#### Task details
Transcribe all the entries word for word, skipping the pictures.

#### Data listing
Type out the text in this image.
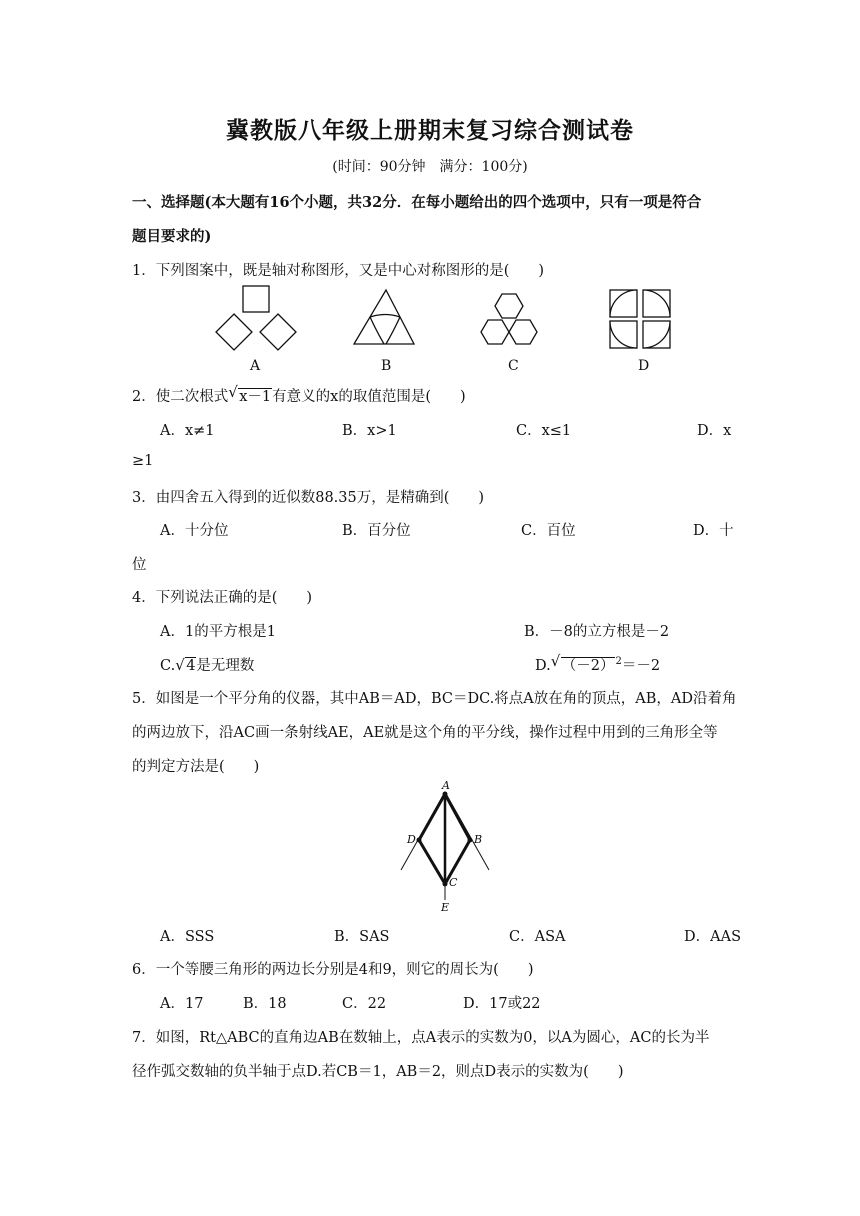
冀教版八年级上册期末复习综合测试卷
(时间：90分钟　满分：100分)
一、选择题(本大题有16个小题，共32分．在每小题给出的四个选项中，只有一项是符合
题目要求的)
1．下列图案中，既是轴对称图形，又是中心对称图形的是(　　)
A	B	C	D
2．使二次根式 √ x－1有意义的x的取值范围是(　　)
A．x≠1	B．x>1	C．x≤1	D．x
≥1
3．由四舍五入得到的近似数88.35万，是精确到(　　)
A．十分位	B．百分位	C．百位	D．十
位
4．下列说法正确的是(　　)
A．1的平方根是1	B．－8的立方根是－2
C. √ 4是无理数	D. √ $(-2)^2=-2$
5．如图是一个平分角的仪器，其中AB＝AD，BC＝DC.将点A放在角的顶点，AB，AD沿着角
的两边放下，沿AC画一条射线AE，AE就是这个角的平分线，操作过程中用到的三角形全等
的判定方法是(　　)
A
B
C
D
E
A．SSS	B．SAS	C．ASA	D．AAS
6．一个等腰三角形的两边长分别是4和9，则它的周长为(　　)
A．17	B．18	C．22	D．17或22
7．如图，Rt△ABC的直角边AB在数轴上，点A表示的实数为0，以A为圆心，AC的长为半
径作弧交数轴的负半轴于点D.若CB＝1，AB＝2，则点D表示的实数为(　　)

#### Solution
Type out the text in this image.
冀教版八年级上册期末复习综合测试卷
(时间：90分钟　满分：100分)
一、选择题(本大题有16个小题，共32分．在每小题给出的四个选项中，只有一项是符合
题目要求的)
1．下列图案中，既是轴对称图形，又是中心对称图形的是(　　)
A	B	C	D
2．使二次根式 √ x－1有意义的x的取值范围是(　　)
A．x≠1	B．x>1	C．x≤1	D．x
≥1
3．由四舍五入得到的近似数88.35万，是精确到(　　)
A．十分位	B．百分位	C．百位	D．十
位
4．下列说法正确的是(　　)
A．1的平方根是1	B．－8的立方根是－2
C. √ 4是无理数	D. √ $(-2)^2=-2$
5．如图是一个平分角的仪器，其中AB＝AD，BC＝DC.将点A放在角的顶点，AB，AD沿着角
的两边放下，沿AC画一条射线AE，AE就是这个角的平分线，操作过程中用到的三角形全等
的判定方法是(　　)
A
B
C
D
E
A．SSS	B．SAS	C．ASA	D．AAS
6．一个等腰三角形的两边长分别是4和9，则它的周长为(　　)
A．17	B．18	C．22	D．17或22
7．如图，Rt△ABC的直角边AB在数轴上，点A表示的实数为0，以A为圆心，AC的长为半
径作弧交数轴的负半轴于点D.若CB＝1，AB＝2，则点D表示的实数为(　　)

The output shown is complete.